### Requirements
Gather all lines with "JSON" from the records.

### Dataset excerpts

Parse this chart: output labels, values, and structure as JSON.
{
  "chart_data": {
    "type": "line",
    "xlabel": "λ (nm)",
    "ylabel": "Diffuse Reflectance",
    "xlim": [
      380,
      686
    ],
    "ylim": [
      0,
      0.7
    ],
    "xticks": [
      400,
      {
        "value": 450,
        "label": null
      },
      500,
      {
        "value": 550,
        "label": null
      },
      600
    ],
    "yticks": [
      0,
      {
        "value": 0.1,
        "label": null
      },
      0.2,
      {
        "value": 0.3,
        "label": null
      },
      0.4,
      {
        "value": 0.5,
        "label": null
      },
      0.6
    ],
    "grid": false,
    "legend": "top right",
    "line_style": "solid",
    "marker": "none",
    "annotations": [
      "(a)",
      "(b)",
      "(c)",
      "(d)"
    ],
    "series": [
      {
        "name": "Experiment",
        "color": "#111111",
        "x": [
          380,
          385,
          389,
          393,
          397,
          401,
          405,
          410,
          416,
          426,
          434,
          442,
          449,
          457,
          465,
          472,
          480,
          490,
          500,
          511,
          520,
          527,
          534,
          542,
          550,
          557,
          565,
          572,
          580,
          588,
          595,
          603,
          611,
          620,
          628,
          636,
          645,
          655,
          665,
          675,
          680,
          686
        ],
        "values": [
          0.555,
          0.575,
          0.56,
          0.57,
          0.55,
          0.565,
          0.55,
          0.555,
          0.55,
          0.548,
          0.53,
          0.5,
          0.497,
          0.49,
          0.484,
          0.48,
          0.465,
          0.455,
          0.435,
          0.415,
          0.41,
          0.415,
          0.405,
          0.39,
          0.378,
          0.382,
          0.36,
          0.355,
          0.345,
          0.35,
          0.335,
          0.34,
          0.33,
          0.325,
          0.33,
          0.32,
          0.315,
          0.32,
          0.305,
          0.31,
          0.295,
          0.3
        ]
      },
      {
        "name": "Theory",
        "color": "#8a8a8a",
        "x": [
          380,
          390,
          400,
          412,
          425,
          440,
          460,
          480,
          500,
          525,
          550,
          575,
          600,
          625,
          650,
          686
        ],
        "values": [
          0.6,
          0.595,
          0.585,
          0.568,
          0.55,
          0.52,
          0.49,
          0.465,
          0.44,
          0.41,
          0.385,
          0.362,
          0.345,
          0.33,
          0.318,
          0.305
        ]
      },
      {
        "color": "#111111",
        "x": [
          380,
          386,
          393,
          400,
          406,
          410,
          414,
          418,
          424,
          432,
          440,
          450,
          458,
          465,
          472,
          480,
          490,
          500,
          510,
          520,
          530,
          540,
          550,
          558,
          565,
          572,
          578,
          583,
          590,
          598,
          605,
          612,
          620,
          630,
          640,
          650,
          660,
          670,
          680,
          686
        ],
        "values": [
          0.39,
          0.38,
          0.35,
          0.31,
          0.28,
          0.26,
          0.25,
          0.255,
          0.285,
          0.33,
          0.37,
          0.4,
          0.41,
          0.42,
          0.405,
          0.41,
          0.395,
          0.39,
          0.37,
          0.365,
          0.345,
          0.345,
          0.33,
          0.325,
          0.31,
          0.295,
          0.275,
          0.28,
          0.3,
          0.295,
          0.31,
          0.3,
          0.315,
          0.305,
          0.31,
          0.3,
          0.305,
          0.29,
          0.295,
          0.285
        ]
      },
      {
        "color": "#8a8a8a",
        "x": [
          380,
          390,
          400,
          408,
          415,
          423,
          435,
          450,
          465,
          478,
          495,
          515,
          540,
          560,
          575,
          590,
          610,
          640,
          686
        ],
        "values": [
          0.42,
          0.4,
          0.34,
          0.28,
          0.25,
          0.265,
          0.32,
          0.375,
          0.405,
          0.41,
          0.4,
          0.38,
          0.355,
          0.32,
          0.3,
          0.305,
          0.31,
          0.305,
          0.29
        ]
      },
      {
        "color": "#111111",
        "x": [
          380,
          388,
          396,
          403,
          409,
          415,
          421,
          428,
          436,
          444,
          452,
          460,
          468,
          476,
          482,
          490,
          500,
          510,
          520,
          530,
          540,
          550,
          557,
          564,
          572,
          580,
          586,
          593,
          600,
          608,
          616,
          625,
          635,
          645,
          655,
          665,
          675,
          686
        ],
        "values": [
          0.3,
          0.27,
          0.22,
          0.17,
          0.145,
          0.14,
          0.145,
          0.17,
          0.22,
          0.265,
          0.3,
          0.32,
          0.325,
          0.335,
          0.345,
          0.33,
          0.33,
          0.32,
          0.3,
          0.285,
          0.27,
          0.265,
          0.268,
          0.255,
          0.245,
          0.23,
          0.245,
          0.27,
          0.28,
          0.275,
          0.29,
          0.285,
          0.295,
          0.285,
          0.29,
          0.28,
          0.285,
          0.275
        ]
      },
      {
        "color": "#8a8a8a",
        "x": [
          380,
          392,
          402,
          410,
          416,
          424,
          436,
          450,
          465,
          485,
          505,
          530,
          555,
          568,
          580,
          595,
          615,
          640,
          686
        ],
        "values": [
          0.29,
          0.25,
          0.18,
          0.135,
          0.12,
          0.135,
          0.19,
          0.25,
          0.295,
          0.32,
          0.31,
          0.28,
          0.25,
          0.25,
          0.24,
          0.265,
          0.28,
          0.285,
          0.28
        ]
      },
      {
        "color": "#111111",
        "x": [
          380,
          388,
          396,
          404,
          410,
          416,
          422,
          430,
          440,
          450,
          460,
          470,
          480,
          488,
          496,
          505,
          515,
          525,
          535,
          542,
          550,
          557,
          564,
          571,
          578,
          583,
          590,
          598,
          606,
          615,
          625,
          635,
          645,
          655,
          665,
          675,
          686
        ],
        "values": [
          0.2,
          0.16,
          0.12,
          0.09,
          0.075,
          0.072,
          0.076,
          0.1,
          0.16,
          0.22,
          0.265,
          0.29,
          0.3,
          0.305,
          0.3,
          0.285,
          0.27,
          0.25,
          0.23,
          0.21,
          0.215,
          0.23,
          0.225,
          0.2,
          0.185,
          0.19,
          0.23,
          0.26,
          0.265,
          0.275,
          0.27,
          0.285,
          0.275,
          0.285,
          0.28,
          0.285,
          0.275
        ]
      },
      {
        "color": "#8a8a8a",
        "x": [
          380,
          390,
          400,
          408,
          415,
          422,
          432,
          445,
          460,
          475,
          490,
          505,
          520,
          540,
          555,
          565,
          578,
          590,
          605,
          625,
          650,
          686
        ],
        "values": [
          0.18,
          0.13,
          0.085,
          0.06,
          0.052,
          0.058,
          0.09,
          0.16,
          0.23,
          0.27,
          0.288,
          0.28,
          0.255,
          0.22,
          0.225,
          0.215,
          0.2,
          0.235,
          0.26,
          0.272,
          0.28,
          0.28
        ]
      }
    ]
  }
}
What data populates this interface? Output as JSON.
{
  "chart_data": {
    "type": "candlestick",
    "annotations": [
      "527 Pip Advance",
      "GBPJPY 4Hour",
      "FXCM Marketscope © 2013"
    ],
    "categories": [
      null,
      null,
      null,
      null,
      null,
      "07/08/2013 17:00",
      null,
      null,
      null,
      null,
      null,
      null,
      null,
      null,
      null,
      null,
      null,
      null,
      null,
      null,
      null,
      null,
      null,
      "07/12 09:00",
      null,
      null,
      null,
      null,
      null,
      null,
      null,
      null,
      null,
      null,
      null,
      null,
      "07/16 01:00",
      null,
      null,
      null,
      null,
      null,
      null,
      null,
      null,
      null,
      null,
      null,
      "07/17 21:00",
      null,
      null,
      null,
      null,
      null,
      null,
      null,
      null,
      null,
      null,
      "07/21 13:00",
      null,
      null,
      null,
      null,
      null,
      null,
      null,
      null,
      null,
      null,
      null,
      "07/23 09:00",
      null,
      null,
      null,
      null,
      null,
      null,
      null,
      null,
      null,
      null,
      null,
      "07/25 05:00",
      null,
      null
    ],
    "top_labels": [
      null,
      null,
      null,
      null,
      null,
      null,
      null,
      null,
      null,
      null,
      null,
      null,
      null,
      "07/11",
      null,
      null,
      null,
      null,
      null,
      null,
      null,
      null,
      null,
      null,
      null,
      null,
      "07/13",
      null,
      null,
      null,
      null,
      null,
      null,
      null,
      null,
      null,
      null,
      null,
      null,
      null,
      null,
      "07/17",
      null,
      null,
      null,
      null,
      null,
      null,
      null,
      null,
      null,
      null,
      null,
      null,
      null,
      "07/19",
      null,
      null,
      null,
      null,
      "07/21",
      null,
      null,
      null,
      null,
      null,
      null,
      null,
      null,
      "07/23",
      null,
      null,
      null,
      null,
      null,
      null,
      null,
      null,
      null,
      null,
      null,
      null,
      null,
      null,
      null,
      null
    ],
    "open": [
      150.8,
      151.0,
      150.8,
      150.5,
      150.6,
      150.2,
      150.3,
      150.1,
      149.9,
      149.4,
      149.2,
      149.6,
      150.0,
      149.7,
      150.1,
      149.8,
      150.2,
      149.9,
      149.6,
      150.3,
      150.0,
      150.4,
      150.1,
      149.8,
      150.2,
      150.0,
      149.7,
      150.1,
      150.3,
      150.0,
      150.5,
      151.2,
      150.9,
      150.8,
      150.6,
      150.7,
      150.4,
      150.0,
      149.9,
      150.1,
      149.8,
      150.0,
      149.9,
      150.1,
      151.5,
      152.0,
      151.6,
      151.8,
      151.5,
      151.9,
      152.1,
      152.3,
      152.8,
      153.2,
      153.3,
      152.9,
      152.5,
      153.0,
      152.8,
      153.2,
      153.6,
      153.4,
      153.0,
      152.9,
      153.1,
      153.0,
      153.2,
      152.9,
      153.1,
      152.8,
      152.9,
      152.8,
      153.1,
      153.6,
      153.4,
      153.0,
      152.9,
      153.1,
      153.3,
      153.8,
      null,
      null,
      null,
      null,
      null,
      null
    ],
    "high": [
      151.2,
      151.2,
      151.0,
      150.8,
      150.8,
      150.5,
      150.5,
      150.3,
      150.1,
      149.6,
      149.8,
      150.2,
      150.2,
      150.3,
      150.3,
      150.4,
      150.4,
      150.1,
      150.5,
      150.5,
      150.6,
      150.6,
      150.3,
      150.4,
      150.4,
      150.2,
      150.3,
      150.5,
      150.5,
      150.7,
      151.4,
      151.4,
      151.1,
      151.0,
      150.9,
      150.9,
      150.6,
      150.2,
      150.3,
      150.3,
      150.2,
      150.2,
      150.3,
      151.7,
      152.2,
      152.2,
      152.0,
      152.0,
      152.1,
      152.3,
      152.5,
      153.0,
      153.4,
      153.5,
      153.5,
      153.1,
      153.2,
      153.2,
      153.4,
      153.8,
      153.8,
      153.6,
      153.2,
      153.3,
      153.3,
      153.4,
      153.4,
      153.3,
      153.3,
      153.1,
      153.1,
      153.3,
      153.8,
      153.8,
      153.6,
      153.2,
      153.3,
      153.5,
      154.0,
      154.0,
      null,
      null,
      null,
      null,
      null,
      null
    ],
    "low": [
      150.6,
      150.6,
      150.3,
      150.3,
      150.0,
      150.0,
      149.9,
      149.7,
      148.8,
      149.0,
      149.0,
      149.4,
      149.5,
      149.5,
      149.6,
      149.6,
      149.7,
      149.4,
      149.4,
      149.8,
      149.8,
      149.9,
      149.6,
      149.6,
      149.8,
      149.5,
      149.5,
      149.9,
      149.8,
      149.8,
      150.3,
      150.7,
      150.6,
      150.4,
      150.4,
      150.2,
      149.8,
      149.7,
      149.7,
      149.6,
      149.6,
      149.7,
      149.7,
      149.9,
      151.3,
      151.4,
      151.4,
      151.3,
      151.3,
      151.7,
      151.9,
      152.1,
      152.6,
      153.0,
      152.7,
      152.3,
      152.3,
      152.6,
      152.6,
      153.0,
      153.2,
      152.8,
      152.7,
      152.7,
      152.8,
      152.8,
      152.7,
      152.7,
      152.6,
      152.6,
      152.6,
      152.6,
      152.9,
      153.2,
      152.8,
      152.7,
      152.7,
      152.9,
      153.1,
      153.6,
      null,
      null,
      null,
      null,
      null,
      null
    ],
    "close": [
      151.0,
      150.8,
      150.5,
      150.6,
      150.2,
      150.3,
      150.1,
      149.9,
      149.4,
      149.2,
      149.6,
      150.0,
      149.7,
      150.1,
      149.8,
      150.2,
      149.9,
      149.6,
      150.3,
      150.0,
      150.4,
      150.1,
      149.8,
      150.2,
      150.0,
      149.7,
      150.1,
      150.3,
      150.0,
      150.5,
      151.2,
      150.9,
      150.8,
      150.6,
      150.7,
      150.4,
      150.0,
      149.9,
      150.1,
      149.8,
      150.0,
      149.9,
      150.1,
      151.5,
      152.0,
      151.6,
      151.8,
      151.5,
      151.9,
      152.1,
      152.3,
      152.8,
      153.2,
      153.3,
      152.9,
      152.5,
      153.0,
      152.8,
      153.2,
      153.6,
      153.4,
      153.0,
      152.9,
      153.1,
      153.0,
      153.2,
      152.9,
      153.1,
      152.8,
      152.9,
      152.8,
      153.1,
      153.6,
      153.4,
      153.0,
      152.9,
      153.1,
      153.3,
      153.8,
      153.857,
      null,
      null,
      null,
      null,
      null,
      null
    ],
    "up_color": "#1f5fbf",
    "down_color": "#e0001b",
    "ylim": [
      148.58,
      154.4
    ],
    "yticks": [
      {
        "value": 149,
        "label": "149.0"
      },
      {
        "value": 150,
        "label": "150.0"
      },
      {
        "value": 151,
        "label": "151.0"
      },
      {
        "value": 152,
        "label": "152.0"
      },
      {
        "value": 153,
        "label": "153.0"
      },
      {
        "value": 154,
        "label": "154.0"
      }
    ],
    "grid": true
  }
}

### Result of this task
Parse this chart: output labels, values, and structure as JSON.
What data populates this interface? Output as JSON.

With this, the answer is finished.